> **WRITTEN PROBLEM**
Extract the lines that hold the string "Berat".

> **DATA TO USE**
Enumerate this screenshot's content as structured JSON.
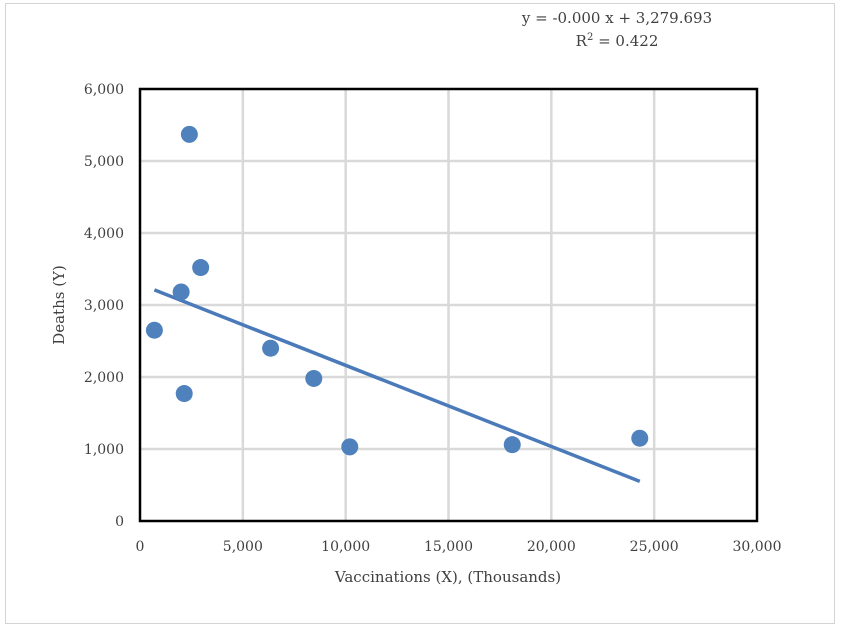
{
  "chart_data": {
    "type": "scatter",
    "title": "",
    "xlabel": "Vaccinations (X), (Thousands)",
    "ylabel": "Deaths (Y)",
    "xlim": [
      0,
      30000
    ],
    "ylim": [
      0,
      6000
    ],
    "xticks": [
      0,
      5000,
      10000,
      15000,
      20000,
      25000,
      30000
    ],
    "yticks": [
      0,
      1000,
      2000,
      3000,
      4000,
      5000,
      6000
    ],
    "xtick_labels": [
      "0",
      "5,000",
      "10,000",
      "15,000",
      "20,000",
      "25,000",
      "30,000"
    ],
    "ytick_labels": [
      "0",
      "1,000",
      "2,000",
      "3,000",
      "4,000",
      "5,000",
      "6,000"
    ],
    "grid": true,
    "legend": "none",
    "series": [
      {
        "color": "#4f81bd",
        "points": [
          {
            "x": 700,
            "y": 2650
          },
          {
            "x": 2000,
            "y": 3180
          },
          {
            "x": 2150,
            "y": 1770
          },
          {
            "x": 2400,
            "y": 5370
          },
          {
            "x": 2950,
            "y": 3520
          },
          {
            "x": 6350,
            "y": 2400
          },
          {
            "x": 8450,
            "y": 1980
          },
          {
            "x": 10200,
            "y": 1030
          },
          {
            "x": 18100,
            "y": 1060
          },
          {
            "x": 24300,
            "y": 1150
          }
        ]
      }
    ],
    "trendline": {
      "color": "#4a7ab9",
      "from": {
        "x": 700,
        "y": 3210
      },
      "to": {
        "x": 24300,
        "y": 550
      },
      "equation": "y = -0.000 x + 3,279.693",
      "r2_label": "R",
      "r2_exponent": "2",
      "r2_value": " = 0.422"
    }
  }
}
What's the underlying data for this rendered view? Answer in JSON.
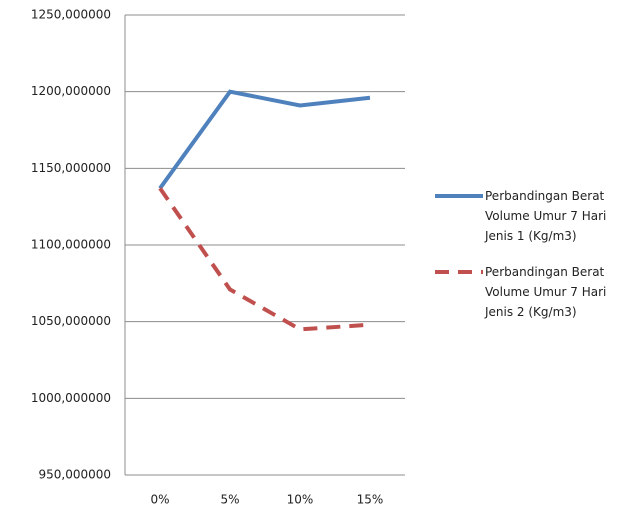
{
  "chart_data": {
    "type": "line",
    "categories": [
      "0%",
      "5%",
      "10%",
      "15%"
    ],
    "series": [
      {
        "name": "Perbandingan Berat Volume Umur 7 Hari Jenis 1 (Kg/m3)",
        "color": "#4f81bd",
        "dash": false,
        "values": [
          1137,
          1200,
          1191,
          1196
        ]
      },
      {
        "name": "Perbandingan Berat Volume Umur 7 Hari Jenis 2 (Kg/m3)",
        "color": "#c0504d",
        "dash": true,
        "values": [
          1137,
          1071,
          1045,
          1048
        ]
      }
    ],
    "ylim": [
      950,
      1250
    ],
    "yticks": [
      {
        "value": 950,
        "label": "950,000000"
      },
      {
        "value": 1000,
        "label": "1000,000000"
      },
      {
        "value": 1050,
        "label": "1050,000000"
      },
      {
        "value": 1100,
        "label": "1100,000000"
      },
      {
        "value": 1150,
        "label": "1150,000000"
      },
      {
        "value": 1200,
        "label": "1200,000000"
      },
      {
        "value": 1250,
        "label": "1250,000000"
      }
    ],
    "grid": true,
    "legend": "right"
  }
}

> **ANSWER TO THIS TASK**
        "name": "Perbandingan Berat Volume Umur 7 Hari Jenis 1 (Kg/m3)",
        "name": "Perbandingan Berat Volume Umur 7 Hari Jenis 2 (Kg/m3)",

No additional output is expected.